>> START MATERIAL FOR THIS TASK

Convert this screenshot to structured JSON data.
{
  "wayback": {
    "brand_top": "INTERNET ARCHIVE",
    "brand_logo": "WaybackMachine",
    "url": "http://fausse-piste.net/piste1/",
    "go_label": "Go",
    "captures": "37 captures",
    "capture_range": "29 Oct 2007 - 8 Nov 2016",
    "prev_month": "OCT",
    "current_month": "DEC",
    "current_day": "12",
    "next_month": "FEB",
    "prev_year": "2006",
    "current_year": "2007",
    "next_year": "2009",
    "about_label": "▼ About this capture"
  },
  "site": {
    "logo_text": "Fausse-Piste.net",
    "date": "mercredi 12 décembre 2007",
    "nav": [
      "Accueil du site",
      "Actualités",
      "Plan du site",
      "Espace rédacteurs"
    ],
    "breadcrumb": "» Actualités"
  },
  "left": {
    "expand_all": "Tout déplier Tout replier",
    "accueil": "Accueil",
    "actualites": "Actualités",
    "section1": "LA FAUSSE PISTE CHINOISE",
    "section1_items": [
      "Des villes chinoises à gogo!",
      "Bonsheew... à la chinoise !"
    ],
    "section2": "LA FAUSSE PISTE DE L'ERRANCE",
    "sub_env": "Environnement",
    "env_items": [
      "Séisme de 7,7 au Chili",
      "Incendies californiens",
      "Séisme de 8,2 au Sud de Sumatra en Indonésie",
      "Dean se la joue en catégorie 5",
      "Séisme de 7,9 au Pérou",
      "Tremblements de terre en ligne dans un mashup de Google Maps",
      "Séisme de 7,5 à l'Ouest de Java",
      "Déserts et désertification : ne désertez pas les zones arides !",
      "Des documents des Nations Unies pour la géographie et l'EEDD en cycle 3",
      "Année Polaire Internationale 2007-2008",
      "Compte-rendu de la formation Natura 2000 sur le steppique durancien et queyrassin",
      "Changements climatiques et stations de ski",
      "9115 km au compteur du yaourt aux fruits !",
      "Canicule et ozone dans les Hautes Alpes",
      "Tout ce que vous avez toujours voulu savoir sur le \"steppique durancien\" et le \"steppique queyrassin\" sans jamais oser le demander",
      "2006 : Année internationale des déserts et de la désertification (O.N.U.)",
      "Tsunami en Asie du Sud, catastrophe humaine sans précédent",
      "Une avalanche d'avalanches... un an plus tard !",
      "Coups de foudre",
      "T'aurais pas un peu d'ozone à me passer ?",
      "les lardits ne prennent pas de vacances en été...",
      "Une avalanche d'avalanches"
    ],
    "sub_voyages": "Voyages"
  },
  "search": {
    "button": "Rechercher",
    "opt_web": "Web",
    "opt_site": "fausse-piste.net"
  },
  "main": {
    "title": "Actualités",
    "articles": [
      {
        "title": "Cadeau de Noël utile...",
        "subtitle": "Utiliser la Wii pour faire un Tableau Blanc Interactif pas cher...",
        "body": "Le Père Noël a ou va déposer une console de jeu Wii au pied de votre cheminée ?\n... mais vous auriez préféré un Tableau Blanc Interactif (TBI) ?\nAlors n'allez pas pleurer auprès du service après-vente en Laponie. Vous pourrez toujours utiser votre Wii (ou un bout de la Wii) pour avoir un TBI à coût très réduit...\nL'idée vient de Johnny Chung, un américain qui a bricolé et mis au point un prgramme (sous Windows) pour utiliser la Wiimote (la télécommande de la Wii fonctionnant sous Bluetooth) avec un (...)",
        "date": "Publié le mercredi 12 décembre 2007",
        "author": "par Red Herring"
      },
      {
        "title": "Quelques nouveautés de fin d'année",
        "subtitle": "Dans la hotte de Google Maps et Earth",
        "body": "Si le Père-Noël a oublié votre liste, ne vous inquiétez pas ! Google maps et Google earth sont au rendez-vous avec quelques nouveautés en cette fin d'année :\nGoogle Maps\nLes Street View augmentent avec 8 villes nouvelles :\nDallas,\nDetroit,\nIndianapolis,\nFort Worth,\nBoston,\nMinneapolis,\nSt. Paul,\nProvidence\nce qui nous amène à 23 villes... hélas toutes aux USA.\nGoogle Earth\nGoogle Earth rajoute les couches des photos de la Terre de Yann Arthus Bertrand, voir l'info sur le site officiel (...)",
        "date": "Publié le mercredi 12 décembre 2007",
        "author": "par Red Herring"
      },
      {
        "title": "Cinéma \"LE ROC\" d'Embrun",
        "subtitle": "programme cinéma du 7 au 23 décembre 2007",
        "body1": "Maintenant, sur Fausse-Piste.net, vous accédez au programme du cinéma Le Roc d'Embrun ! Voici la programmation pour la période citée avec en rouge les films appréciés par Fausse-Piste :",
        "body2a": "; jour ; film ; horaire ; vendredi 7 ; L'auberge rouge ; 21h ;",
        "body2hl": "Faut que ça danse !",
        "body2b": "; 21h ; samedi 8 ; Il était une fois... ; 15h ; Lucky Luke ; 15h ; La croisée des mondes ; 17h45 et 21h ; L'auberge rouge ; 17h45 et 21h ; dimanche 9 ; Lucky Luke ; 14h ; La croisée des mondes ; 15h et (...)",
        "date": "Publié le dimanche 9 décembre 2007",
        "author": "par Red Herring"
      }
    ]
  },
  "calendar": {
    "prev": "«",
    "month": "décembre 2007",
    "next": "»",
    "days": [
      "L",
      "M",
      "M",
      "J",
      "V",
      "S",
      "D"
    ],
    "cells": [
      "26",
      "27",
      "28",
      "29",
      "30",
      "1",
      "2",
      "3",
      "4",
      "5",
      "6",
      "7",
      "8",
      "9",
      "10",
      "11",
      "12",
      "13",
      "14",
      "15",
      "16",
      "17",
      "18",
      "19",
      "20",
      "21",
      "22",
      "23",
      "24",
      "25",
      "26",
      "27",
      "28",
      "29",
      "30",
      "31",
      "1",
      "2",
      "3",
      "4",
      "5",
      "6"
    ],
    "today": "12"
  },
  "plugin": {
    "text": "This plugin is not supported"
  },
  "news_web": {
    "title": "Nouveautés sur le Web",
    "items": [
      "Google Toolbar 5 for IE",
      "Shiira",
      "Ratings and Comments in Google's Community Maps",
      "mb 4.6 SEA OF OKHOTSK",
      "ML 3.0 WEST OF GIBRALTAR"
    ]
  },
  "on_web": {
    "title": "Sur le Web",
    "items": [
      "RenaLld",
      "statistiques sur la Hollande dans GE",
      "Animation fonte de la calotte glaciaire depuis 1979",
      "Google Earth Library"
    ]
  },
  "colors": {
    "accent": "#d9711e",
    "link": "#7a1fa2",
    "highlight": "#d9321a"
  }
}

>> END MATERIAL FOR THIS TASK

■ PROBLEM DESCRIPTION ■
Where a line above holds the string "avalanche", show that line.

■ EXERCISE RESPONSE ■
      "Une avalanche d'avalanches... un an plus tard !",
      "Une avalanche d'avalanches"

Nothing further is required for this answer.